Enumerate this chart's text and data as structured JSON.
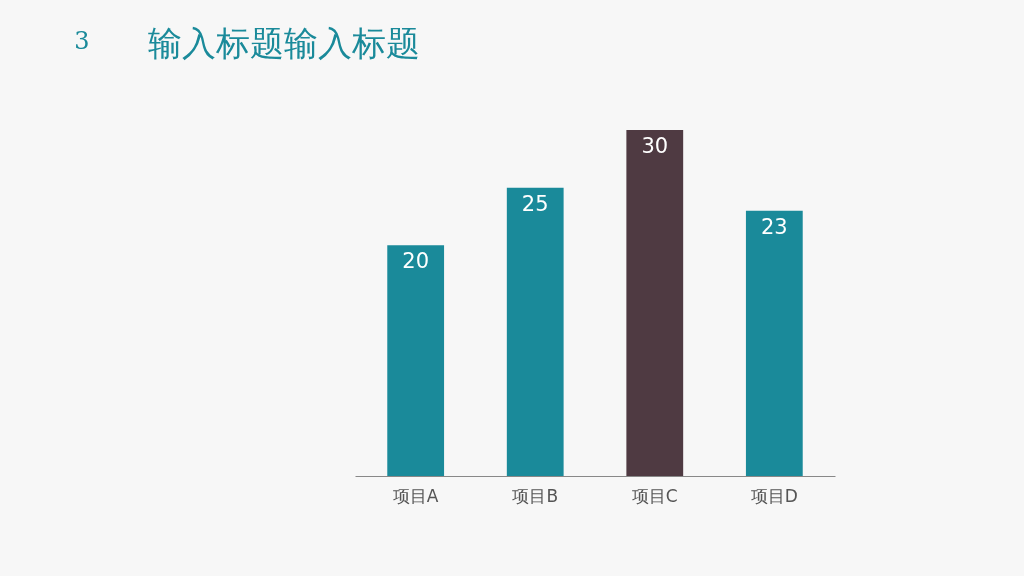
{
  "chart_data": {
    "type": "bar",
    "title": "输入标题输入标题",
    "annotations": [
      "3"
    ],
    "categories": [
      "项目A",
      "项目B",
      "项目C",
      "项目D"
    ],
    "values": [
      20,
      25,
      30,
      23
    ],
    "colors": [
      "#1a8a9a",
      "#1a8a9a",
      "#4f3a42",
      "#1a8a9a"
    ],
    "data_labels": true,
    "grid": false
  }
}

· · · ·

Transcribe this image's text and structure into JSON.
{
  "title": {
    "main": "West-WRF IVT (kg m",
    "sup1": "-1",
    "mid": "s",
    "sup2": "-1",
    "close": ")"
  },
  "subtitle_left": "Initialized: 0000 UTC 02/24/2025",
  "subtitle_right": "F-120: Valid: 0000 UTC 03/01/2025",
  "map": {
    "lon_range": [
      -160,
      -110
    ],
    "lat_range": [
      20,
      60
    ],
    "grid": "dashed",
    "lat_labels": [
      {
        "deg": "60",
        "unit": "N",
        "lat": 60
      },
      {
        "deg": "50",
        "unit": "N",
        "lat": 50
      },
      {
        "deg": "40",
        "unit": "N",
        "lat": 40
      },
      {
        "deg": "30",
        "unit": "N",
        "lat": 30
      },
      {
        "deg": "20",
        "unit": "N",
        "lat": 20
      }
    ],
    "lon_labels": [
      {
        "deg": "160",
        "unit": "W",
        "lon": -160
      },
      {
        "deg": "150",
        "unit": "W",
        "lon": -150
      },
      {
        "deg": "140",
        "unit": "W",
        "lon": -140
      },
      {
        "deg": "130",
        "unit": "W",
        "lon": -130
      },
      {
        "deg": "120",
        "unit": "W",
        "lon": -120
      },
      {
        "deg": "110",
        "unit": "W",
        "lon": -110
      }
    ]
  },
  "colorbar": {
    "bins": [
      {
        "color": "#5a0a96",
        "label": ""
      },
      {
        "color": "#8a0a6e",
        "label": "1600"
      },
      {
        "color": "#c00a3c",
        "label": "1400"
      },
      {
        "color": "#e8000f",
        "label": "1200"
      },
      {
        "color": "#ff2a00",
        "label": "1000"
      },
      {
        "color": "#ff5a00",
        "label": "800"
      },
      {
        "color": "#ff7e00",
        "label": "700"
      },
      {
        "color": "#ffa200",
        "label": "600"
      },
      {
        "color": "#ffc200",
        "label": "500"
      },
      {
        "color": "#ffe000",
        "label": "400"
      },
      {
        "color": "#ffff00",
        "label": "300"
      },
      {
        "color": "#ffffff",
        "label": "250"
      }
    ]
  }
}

· · · ·

■ Task instructions
Find each line that has the word "JSON", then copy it out.

■ Output for this task
Enumerate this chart's text and data as structured JSON.
Transcribe this image's text and structure into JSON.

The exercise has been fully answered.